__Instructions to follow__
Your task is to transcribe the records exactly, skipping every image.

○ ○ ○ ○

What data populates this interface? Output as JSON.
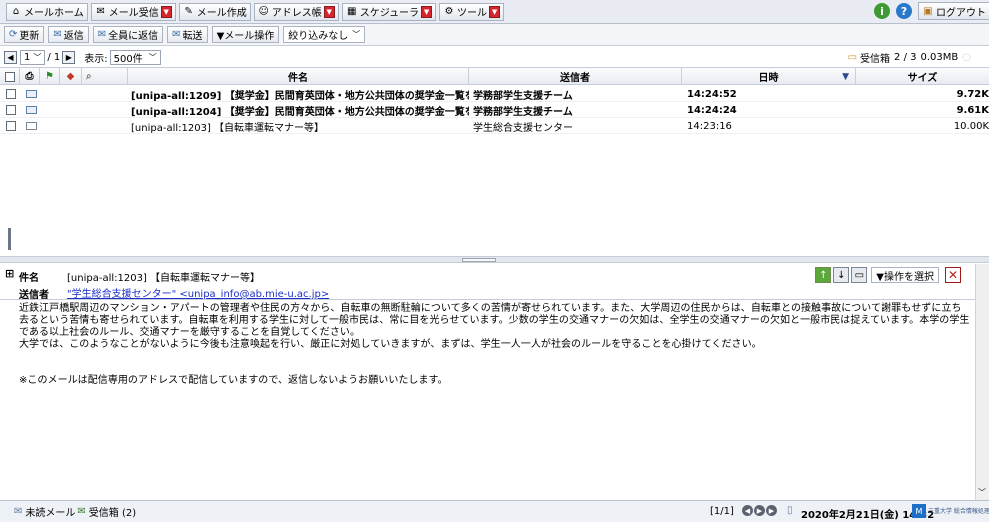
{
  "topbar": {
    "items": [
      {
        "label": "メールホーム",
        "icon": "home-icon",
        "dropdown": false
      },
      {
        "label": "メール受信",
        "icon": "mail-receive-icon",
        "dropdown": true
      },
      {
        "label": "メール作成",
        "icon": "mail-compose-icon",
        "dropdown": false
      },
      {
        "label": "アドレス帳",
        "icon": "address-book-icon",
        "dropdown": true
      },
      {
        "label": "スケジューラ",
        "icon": "calendar-icon",
        "dropdown": true
      },
      {
        "label": "ツール",
        "icon": "tools-icon",
        "dropdown": true
      }
    ],
    "logout_label": "ログアウト"
  },
  "toolbar": {
    "refresh": "更新",
    "reply": "返信",
    "reply_all": "全員に返信",
    "forward": "転送",
    "mail_ops": "▼メール操作",
    "filter": "絞り込みなし"
  },
  "pager": {
    "page_value": "1",
    "page_total": "/ 1",
    "display_label": "表示:",
    "display_value": "500件"
  },
  "folder": {
    "name": "受信箱",
    "count": "2 / 3",
    "size": "0.03MB"
  },
  "columns": {
    "subject": "件名",
    "sender": "送信者",
    "date": "日時",
    "size": "サイズ"
  },
  "messages": [
    {
      "subject": "[unipa-all:1209] 【奨学金】民間育英団体・地方公共団体の奨学金一覧を更新",
      "sender": "学務部学生支援チーム",
      "time": "14:24:52",
      "size": "9.72K",
      "unread": true
    },
    {
      "subject": "[unipa-all:1204] 【奨学金】民間育英団体・地方公共団体の奨学金一覧を更新",
      "sender": "学務部学生支援チーム",
      "time": "14:24:24",
      "size": "9.61K",
      "unread": true
    },
    {
      "subject": "[unipa-all:1203] 【自転車運転マナー等】",
      "sender": "学生総合支援センター",
      "time": "14:23:16",
      "size": "10.00K",
      "unread": false
    }
  ],
  "preview": {
    "subject_label": "件名",
    "subject": "[unipa-all:1203] 【自転車運転マナー等】",
    "sender_label": "送信者",
    "sender": "\"学生総合支援センター\" <unipa_info@ab.mie-u.ac.jp>",
    "action_select": "▼操作を選択",
    "body_lines": [
      "近鉄江戸橋駅周辺のマンション・アパートの管理者や住民の方々から、自転車の無断駐輪について多くの苦情が寄せられています。また、大学周辺の住民からは、自転車との接触事故について謝罪もせずに立ち去るという苦情も寄せられています。自転車を利用する学生に対して一般市民は、常に目を光らせています。少数の学生の交通マナーの欠如は、全学生の交通マナーの欠如と一般市民は捉えています。本学の学生である以上社会のルール、交通マナーを厳守することを自覚してください。",
      "大学では、このようなことがないように今後も注意喚起を行い、厳正に対処していきますが、まずは、学生一人一人が社会のルールを守ることを心掛けてください。",
      "",
      "",
      "※このメールは配信専用のアドレスで配信していますので、返信しないようお願いいたします。"
    ]
  },
  "statusbar": {
    "unread": "未読メール",
    "inbox": "受信箱 (2)",
    "page": "[1/1]",
    "datetime": "2020年2月21日(金) 14:32",
    "footer_logo_text": "三重大学 総合情報処理センター"
  },
  "colors": {
    "toolbar_bg": "#e9edf3",
    "accent_red": "#d6252c",
    "link": "#1d2fc7"
  }
}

○ ○ ○ ○

__Response__
What data populates this interface? Output as JSON.
{
  "topbar": {
    "items": [
      {
        "label": "メールホーム",
        "icon": "home-icon",
        "dropdown": false
      },
      {
        "label": "メール受信",
        "icon": "mail-receive-icon",
        "dropdown": true
      },
      {
        "label": "メール作成",
        "icon": "mail-compose-icon",
        "dropdown": false
      },
      {
        "label": "アドレス帳",
        "icon": "address-book-icon",
        "dropdown": true
      },
      {
        "label": "スケジューラ",
        "icon": "calendar-icon",
        "dropdown": true
      },
      {
        "label": "ツール",
        "icon": "tools-icon",
        "dropdown": true
      }
    ],
    "logout_label": "ログアウト"
  },
  "toolbar": {
    "refresh": "更新",
    "reply": "返信",
    "reply_all": "全員に返信",
    "forward": "転送",
    "mail_ops": "▼メール操作",
    "filter": "絞り込みなし"
  },
  "pager": {
    "page_value": "1",
    "page_total": "/ 1",
    "display_label": "表示:",
    "display_value": "500件"
  },
  "folder": {
    "name": "受信箱",
    "count": "2 / 3",
    "size": "0.03MB"
  },
  "columns": {
    "subject": "件名",
    "sender": "送信者",
    "date": "日時",
    "size": "サイズ"
  },
  "messages": [
    {
      "subject": "[unipa-all:1209] 【奨学金】民間育英団体・地方公共団体の奨学金一覧を更新",
      "sender": "学務部学生支援チーム",
      "time": "14:24:52",
      "size": "9.72K",
      "unread": true
    },
    {
      "subject": "[unipa-all:1204] 【奨学金】民間育英団体・地方公共団体の奨学金一覧を更新",
      "sender": "学務部学生支援チーム",
      "time": "14:24:24",
      "size": "9.61K",
      "unread": true
    },
    {
      "subject": "[unipa-all:1203] 【自転車運転マナー等】",
      "sender": "学生総合支援センター",
      "time": "14:23:16",
      "size": "10.00K",
      "unread": false
    }
  ],
  "preview": {
    "subject_label": "件名",
    "subject": "[unipa-all:1203] 【自転車運転マナー等】",
    "sender_label": "送信者",
    "sender": "\"学生総合支援センター\" <unipa_info@ab.mie-u.ac.jp>",
    "action_select": "▼操作を選択",
    "body_lines": [
      "近鉄江戸橋駅周辺のマンション・アパートの管理者や住民の方々から、自転車の無断駐輪について多くの苦情が寄せられています。また、大学周辺の住民からは、自転車との接触事故について謝罪もせずに立ち去るという苦情も寄せられています。自転車を利用する学生に対して一般市民は、常に目を光らせています。少数の学生の交通マナーの欠如は、全学生の交通マナーの欠如と一般市民は捉えています。本学の学生である以上社会のルール、交通マナーを厳守することを自覚してください。",
      "大学では、このようなことがないように今後も注意喚起を行い、厳正に対処していきますが、まずは、学生一人一人が社会のルールを守ることを心掛けてください。",
      "",
      "",
      "※このメールは配信専用のアドレスで配信していますので、返信しないようお願いいたします。"
    ]
  },
  "statusbar": {
    "unread": "未読メール",
    "inbox": "受信箱 (2)",
    "page": "[1/1]",
    "datetime": "2020年2月21日(金) 14:32",
    "footer_logo_text": "三重大学 総合情報処理センター"
  },
  "colors": {
    "toolbar_bg": "#e9edf3",
    "accent_red": "#d6252c",
    "link": "#1d2fc7"
  }
}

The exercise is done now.